Exercise objective. Take down each entry exactly as written.

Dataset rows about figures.
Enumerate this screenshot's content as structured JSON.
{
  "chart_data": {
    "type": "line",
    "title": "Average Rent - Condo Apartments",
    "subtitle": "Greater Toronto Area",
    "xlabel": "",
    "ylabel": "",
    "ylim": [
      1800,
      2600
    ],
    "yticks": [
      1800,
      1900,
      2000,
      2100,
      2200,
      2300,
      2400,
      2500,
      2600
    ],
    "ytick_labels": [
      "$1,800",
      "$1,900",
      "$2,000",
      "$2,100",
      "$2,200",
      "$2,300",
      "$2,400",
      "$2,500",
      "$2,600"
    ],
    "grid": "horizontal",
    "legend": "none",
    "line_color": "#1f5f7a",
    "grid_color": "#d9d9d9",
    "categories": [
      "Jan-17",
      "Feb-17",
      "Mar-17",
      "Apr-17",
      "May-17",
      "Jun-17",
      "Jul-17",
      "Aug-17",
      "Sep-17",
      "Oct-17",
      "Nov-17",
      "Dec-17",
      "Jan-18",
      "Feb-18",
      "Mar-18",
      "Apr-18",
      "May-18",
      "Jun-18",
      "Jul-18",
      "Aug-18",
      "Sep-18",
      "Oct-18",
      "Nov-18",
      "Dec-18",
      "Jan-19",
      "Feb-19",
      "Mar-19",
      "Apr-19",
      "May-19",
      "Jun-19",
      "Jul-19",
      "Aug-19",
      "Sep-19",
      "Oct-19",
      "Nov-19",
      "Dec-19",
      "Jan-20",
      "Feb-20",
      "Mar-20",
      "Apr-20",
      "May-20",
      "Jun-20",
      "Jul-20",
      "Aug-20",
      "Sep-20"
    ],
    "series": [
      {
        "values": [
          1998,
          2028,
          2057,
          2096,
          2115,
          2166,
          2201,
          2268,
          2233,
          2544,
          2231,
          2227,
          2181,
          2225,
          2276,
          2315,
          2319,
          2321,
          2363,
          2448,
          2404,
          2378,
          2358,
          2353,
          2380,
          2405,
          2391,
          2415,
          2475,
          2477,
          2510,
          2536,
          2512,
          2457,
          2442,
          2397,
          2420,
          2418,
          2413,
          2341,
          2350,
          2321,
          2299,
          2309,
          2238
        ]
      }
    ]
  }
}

Task output.
Enumerate this screenshot's content as structured JSON.
{
  "chart_data": {
    "type": "line",
    "title": "Average Rent - Condo Apartments",
    "subtitle": "Greater Toronto Area",
    "xlabel": "",
    "ylabel": "",
    "ylim": [
      1800,
      2600
    ],
    "yticks": [
      1800,
      1900,
      2000,
      2100,
      2200,
      2300,
      2400,
      2500,
      2600
    ],
    "ytick_labels": [
      "$1,800",
      "$1,900",
      "$2,000",
      "$2,100",
      "$2,200",
      "$2,300",
      "$2,400",
      "$2,500",
      "$2,600"
    ],
    "grid": "horizontal",
    "legend": "none",
    "line_color": "#1f5f7a",
    "grid_color": "#d9d9d9",
    "categories": [
      "Jan-17",
      "Feb-17",
      "Mar-17",
      "Apr-17",
      "May-17",
      "Jun-17",
      "Jul-17",
      "Aug-17",
      "Sep-17",
      "Oct-17",
      "Nov-17",
      "Dec-17",
      "Jan-18",
      "Feb-18",
      "Mar-18",
      "Apr-18",
      "May-18",
      "Jun-18",
      "Jul-18",
      "Aug-18",
      "Sep-18",
      "Oct-18",
      "Nov-18",
      "Dec-18",
      "Jan-19",
      "Feb-19",
      "Mar-19",
      "Apr-19",
      "May-19",
      "Jun-19",
      "Jul-19",
      "Aug-19",
      "Sep-19",
      "Oct-19",
      "Nov-19",
      "Dec-19",
      "Jan-20",
      "Feb-20",
      "Mar-20",
      "Apr-20",
      "May-20",
      "Jun-20",
      "Jul-20",
      "Aug-20",
      "Sep-20"
    ],
    "series": [
      {
        "values": [
          1998,
          2028,
          2057,
          2096,
          2115,
          2166,
          2201,
          2268,
          2233,
          2544,
          2231,
          2227,
          2181,
          2225,
          2276,
          2315,
          2319,
          2321,
          2363,
          2448,
          2404,
          2378,
          2358,
          2353,
          2380,
          2405,
          2391,
          2415,
          2475,
          2477,
          2510,
          2536,
          2512,
          2457,
          2442,
          2397,
          2420,
          2418,
          2413,
          2341,
          2350,
          2321,
          2299,
          2309,
          2238
        ]
      }
    ]
  }
}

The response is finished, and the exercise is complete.